• SET TASK
Quote the records below in full, exactly as given, with the images taken out.

Records from a collection
------------------------
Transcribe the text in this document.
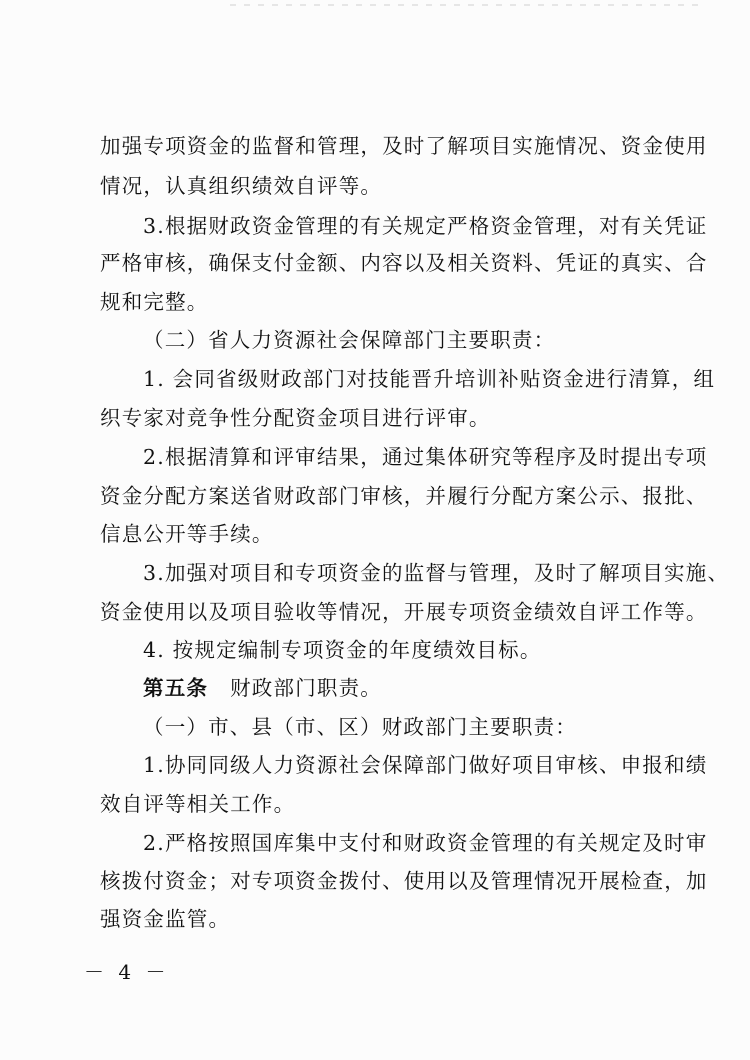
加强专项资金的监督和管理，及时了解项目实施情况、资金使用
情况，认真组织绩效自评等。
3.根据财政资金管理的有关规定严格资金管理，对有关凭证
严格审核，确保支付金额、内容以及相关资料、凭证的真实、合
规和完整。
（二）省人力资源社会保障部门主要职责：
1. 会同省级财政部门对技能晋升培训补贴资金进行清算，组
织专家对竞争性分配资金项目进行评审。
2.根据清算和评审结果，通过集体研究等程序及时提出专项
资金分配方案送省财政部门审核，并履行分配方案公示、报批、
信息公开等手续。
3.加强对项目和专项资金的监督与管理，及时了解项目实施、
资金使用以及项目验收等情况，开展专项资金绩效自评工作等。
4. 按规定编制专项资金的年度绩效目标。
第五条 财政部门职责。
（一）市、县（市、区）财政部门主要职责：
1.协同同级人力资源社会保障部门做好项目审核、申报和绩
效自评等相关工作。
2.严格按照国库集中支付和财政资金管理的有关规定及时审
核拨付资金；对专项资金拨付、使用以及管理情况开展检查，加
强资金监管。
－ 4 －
------------------------
• WRITTEN ANSWER
Transcribe the text in this document.
加强专项资金的监督和管理，及时了解项目实施情况、资金使用
情况，认真组织绩效自评等。
3.根据财政资金管理的有关规定严格资金管理，对有关凭证
严格审核，确保支付金额、内容以及相关资料、凭证的真实、合
规和完整。
（二）省人力资源社会保障部门主要职责：
1. 会同省级财政部门对技能晋升培训补贴资金进行清算，组
织专家对竞争性分配资金项目进行评审。
2.根据清算和评审结果，通过集体研究等程序及时提出专项
资金分配方案送省财政部门审核，并履行分配方案公示、报批、
信息公开等手续。
3.加强对项目和专项资金的监督与管理，及时了解项目实施、
资金使用以及项目验收等情况，开展专项资金绩效自评工作等。
4. 按规定编制专项资金的年度绩效目标。
第五条 财政部门职责。
（一）市、县（市、区）财政部门主要职责：
1.协同同级人力资源社会保障部门做好项目审核、申报和绩
效自评等相关工作。
2.严格按照国库集中支付和财政资金管理的有关规定及时审
核拨付资金；对专项资金拨付、使用以及管理情况开展检查，加
强资金监管。
－ 4 －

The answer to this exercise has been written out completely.